• Required task
Copy everything in the data below exactly except the pictures.

= = = = =

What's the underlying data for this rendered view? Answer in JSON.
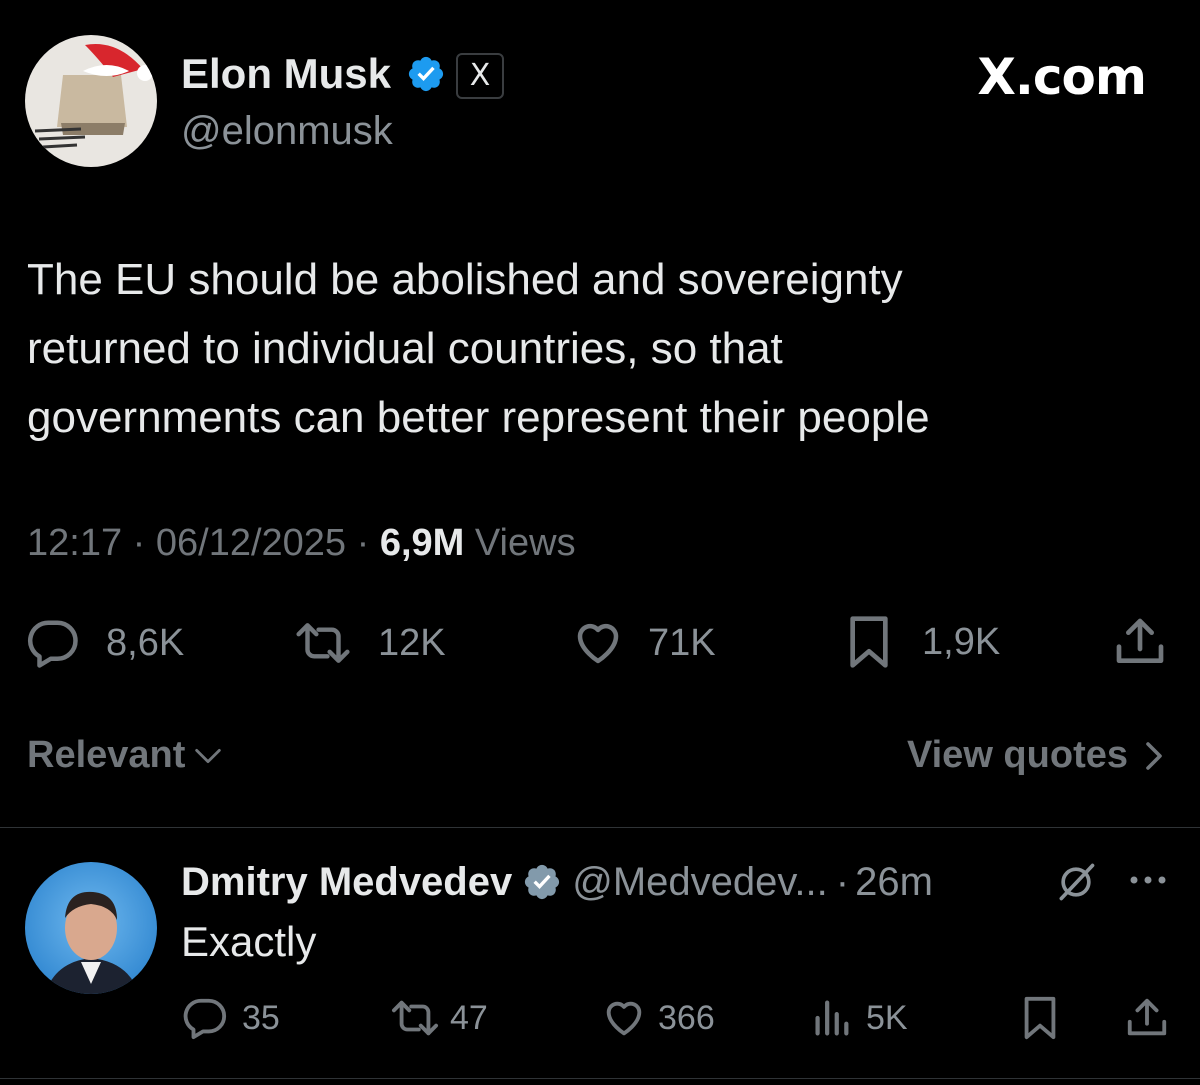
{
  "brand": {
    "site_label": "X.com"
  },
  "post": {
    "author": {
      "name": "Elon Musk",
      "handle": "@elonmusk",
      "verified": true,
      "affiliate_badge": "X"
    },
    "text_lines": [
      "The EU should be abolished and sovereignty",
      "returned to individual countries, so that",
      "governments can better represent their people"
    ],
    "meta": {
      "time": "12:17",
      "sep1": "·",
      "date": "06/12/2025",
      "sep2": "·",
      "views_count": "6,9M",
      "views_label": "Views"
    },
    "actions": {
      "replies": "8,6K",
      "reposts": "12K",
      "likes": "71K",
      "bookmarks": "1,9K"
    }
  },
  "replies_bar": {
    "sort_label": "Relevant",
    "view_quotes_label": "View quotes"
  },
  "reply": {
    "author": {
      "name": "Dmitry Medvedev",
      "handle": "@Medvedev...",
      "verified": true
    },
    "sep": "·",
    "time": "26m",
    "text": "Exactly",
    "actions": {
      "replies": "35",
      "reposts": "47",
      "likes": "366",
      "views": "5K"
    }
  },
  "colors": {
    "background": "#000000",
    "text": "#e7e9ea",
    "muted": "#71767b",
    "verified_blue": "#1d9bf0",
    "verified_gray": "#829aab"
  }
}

= = = = =

• Problem solution
What's the underlying data for this rendered view? Answer in JSON.
{
  "brand": {
    "site_label": "X.com"
  },
  "post": {
    "author": {
      "name": "Elon Musk",
      "handle": "@elonmusk",
      "verified": true,
      "affiliate_badge": "X"
    },
    "text_lines": [
      "The EU should be abolished and sovereignty",
      "returned to individual countries, so that",
      "governments can better represent their people"
    ],
    "meta": {
      "time": "12:17",
      "sep1": "·",
      "date": "06/12/2025",
      "sep2": "·",
      "views_count": "6,9M",
      "views_label": "Views"
    },
    "actions": {
      "replies": "8,6K",
      "reposts": "12K",
      "likes": "71K",
      "bookmarks": "1,9K"
    }
  },
  "replies_bar": {
    "sort_label": "Relevant",
    "view_quotes_label": "View quotes"
  },
  "reply": {
    "author": {
      "name": "Dmitry Medvedev",
      "handle": "@Medvedev...",
      "verified": true
    },
    "sep": "·",
    "time": "26m",
    "text": "Exactly",
    "actions": {
      "replies": "35",
      "reposts": "47",
      "likes": "366",
      "views": "5K"
    }
  },
  "colors": {
    "background": "#000000",
    "text": "#e7e9ea",
    "muted": "#71767b",
    "verified_blue": "#1d9bf0",
    "verified_gray": "#829aab"
  }
}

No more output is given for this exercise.